## WHAT IS EXPECTED
Repeat, exactly and in full, the lines of the listing below, but without any pictures.

## RECORDS TO PROCESS
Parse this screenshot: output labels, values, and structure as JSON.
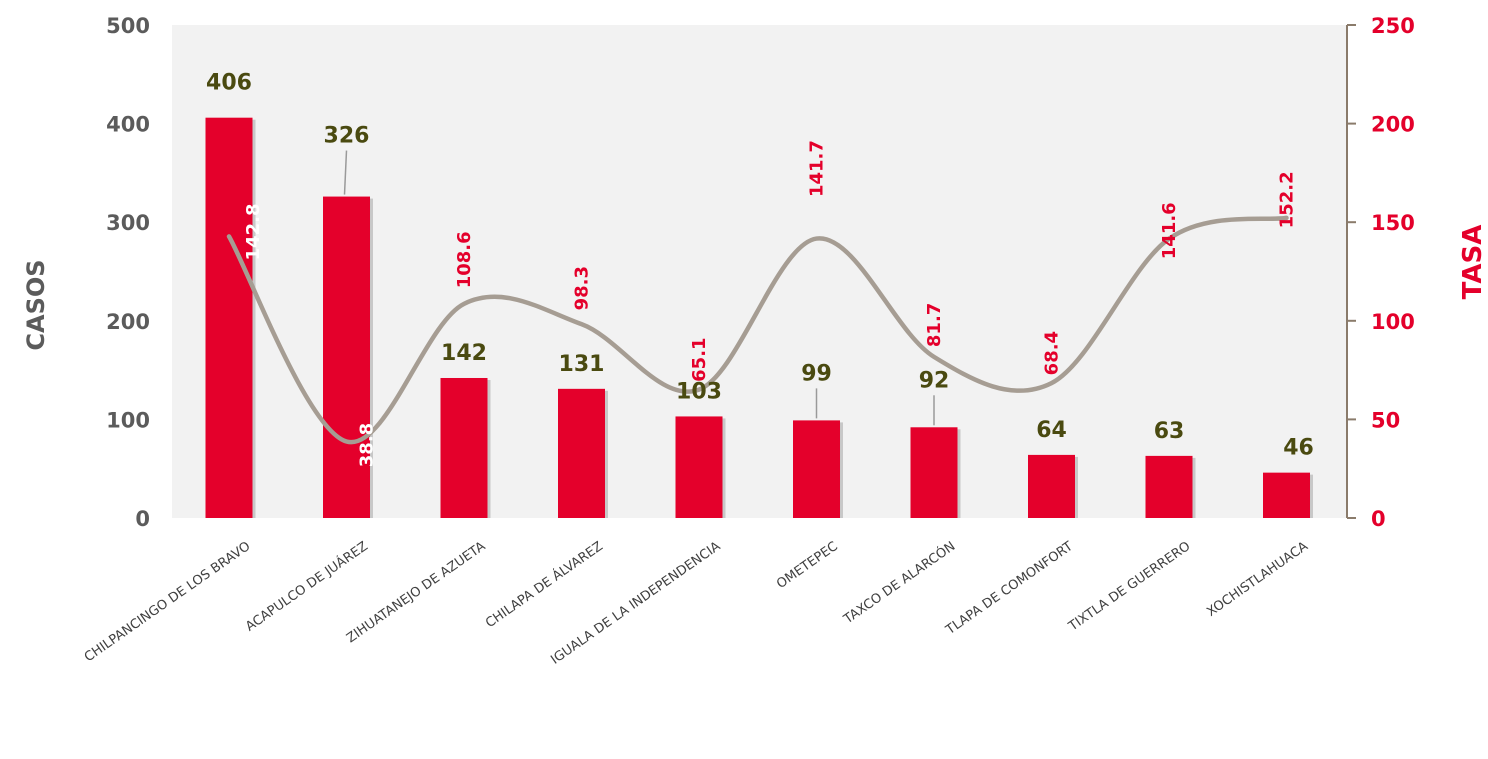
{
  "chart_data": {
    "type": "bar",
    "categories": [
      "CHILPANCINGO DE LOS BRAVO",
      "ACAPULCO DE JUÁREZ",
      "ZIHUATANEJO DE AZUETA",
      "CHILAPA DE ÁLVAREZ",
      "IGUALA DE LA INDEPENDENCIA",
      "OMETEPEC",
      "TAXCO DE ALARCÓN",
      "TLAPA DE COMONFORT",
      "TIXTLA DE GUERRERO",
      "XOCHISTLAHUACA"
    ],
    "series": [
      {
        "type": "bar",
        "axis": "left",
        "values": [
          406,
          326,
          142,
          131,
          103,
          99,
          92,
          64,
          63,
          46
        ],
        "labels": [
          "406",
          "326",
          "142",
          "131",
          "103",
          "99",
          "92",
          "64",
          "63",
          "46"
        ]
      },
      {
        "type": "line",
        "axis": "right",
        "values": [
          142.8,
          38.8,
          108.6,
          98.3,
          65.1,
          141.7,
          81.7,
          68.4,
          141.6,
          152.2
        ],
        "labels": [
          "142.8",
          "38.8",
          "108.6",
          "98.3",
          "65.1",
          "141.7",
          "81.7",
          "68.4",
          "141.6",
          "152.2"
        ]
      }
    ],
    "ylabel": "CASOS",
    "y2label": "TASA",
    "ylim": [
      0,
      500
    ],
    "y2lim": [
      0,
      250
    ],
    "yticks": [
      "0",
      "100",
      "200",
      "300",
      "400",
      "500"
    ],
    "y2ticks": [
      "0",
      "50",
      "100",
      "150",
      "200",
      "250"
    ],
    "grid": false,
    "legend": "none",
    "colors": {
      "bar": "#e4002b",
      "line": "#a69d93",
      "plot_background": "#f2f2f2",
      "right_axis": "#8a7b6b",
      "bar_label": "#4a4a10",
      "line_label": "#e4002b"
    }
  }
}
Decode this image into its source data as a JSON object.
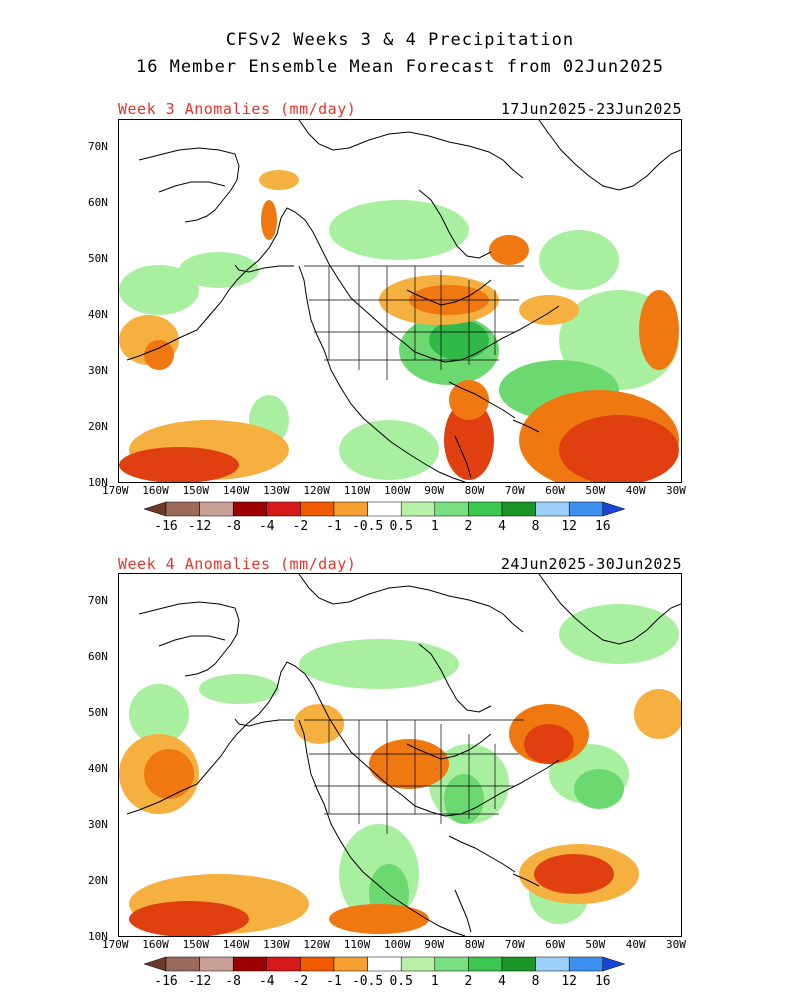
{
  "header": {
    "line1": "CFSv2 Weeks 3 & 4 Precipitation",
    "line2": "16 Member Ensemble Mean Forecast from 02Jun2025"
  },
  "panels": [
    {
      "label": "Week 3 Anomalies (mm/day)",
      "dates": "17Jun2025-23Jun2025"
    },
    {
      "label": "Week 4 Anomalies (mm/day)",
      "dates": "24Jun2025-30Jun2025"
    }
  ],
  "axes": {
    "lon_labels": [
      "170W",
      "160W",
      "150W",
      "140W",
      "130W",
      "120W",
      "110W",
      "100W",
      "90W",
      "80W",
      "70W",
      "60W",
      "50W",
      "40W",
      "30W"
    ],
    "lat_labels": [
      "70N",
      "60N",
      "50N",
      "40N",
      "30N",
      "20N",
      "10N"
    ],
    "lon_range": [
      -170,
      -30
    ],
    "lat_range": [
      10,
      75
    ]
  },
  "colorbar": {
    "labels": [
      "-16",
      "-12",
      "-8",
      "-4",
      "-2",
      "-1",
      "-0.5",
      "0.5",
      "1",
      "2",
      "4",
      "8",
      "12",
      "16"
    ],
    "colors": [
      "#6b3a2a",
      "#9c6a5a",
      "#c8a096",
      "#9c0000",
      "#d61a1a",
      "#f05a00",
      "#f5a030",
      "#ffffff",
      "#b8f0a8",
      "#78e080",
      "#3cc850",
      "#1a9628",
      "#9cd0f8",
      "#3c90f0",
      "#1a46d8"
    ]
  },
  "anomaly_colors": {
    "dry_light": "#f5b040",
    "dry_mid": "#f07810",
    "dry_strong": "#e04010",
    "wet_light": "#a8f0a0",
    "wet_mid": "#6cd870",
    "wet_strong": "#30b848"
  }
}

## REPLY
Parse this screenshot: output labels, values, and structure as JSON.
{
  "chart_data": {
    "type": "bar",
    "categories": [
      "CHILPANCINGO DE LOS BRAVO",
      "ACAPULCO DE JUÁREZ",
      "ZIHUATANEJO DE AZUETA",
      "CHILAPA DE ÁLVAREZ",
      "IGUALA DE LA INDEPENDENCIA",
      "OMETEPEC",
      "TAXCO DE ALARCÓN",
      "TLAPA DE COMONFORT",
      "TIXTLA DE GUERRERO",
      "XOCHISTLAHUACA"
    ],
    "series": [
      {
        "type": "bar",
        "axis": "left",
        "values": [
          406,
          326,
          142,
          131,
          103,
          99,
          92,
          64,
          63,
          46
        ],
        "labels": [
          "406",
          "326",
          "142",
          "131",
          "103",
          "99",
          "92",
          "64",
          "63",
          "46"
        ]
      },
      {
        "type": "line",
        "axis": "right",
        "values": [
          142.8,
          38.8,
          108.6,
          98.3,
          65.1,
          141.7,
          81.7,
          68.4,
          141.6,
          152.2
        ],
        "labels": [
          "142.8",
          "38.8",
          "108.6",
          "98.3",
          "65.1",
          "141.7",
          "81.7",
          "68.4",
          "141.6",
          "152.2"
        ]
      }
    ],
    "ylabel": "CASOS",
    "y2label": "TASA",
    "ylim": [
      0,
      500
    ],
    "y2lim": [
      0,
      250
    ],
    "yticks": [
      "0",
      "100",
      "200",
      "300",
      "400",
      "500"
    ],
    "y2ticks": [
      "0",
      "50",
      "100",
      "150",
      "200",
      "250"
    ],
    "grid": false,
    "legend": "none",
    "colors": {
      "bar": "#e4002b",
      "line": "#a69d93",
      "plot_background": "#f2f2f2",
      "right_axis": "#8a7b6b",
      "bar_label": "#4a4a10",
      "line_label": "#e4002b"
    }
  }
}
Decode this image into its source data as a JSON object.
{
  "header": {
    "line1": "CFSv2 Weeks 3 & 4 Precipitation",
    "line2": "16 Member Ensemble Mean Forecast from 02Jun2025"
  },
  "panels": [
    {
      "label": "Week 3 Anomalies (mm/day)",
      "dates": "17Jun2025-23Jun2025"
    },
    {
      "label": "Week 4 Anomalies (mm/day)",
      "dates": "24Jun2025-30Jun2025"
    }
  ],
  "axes": {
    "lon_labels": [
      "170W",
      "160W",
      "150W",
      "140W",
      "130W",
      "120W",
      "110W",
      "100W",
      "90W",
      "80W",
      "70W",
      "60W",
      "50W",
      "40W",
      "30W"
    ],
    "lat_labels": [
      "70N",
      "60N",
      "50N",
      "40N",
      "30N",
      "20N",
      "10N"
    ],
    "lon_range": [
      -170,
      -30
    ],
    "lat_range": [
      10,
      75
    ]
  },
  "colorbar": {
    "labels": [
      "-16",
      "-12",
      "-8",
      "-4",
      "-2",
      "-1",
      "-0.5",
      "0.5",
      "1",
      "2",
      "4",
      "8",
      "12",
      "16"
    ],
    "colors": [
      "#6b3a2a",
      "#9c6a5a",
      "#c8a096",
      "#9c0000",
      "#d61a1a",
      "#f05a00",
      "#f5a030",
      "#ffffff",
      "#b8f0a8",
      "#78e080",
      "#3cc850",
      "#1a9628",
      "#9cd0f8",
      "#3c90f0",
      "#1a46d8"
    ]
  },
  "anomaly_colors": {
    "dry_light": "#f5b040",
    "dry_mid": "#f07810",
    "dry_strong": "#e04010",
    "wet_light": "#a8f0a0",
    "wet_mid": "#6cd870",
    "wet_strong": "#30b848"
  }
}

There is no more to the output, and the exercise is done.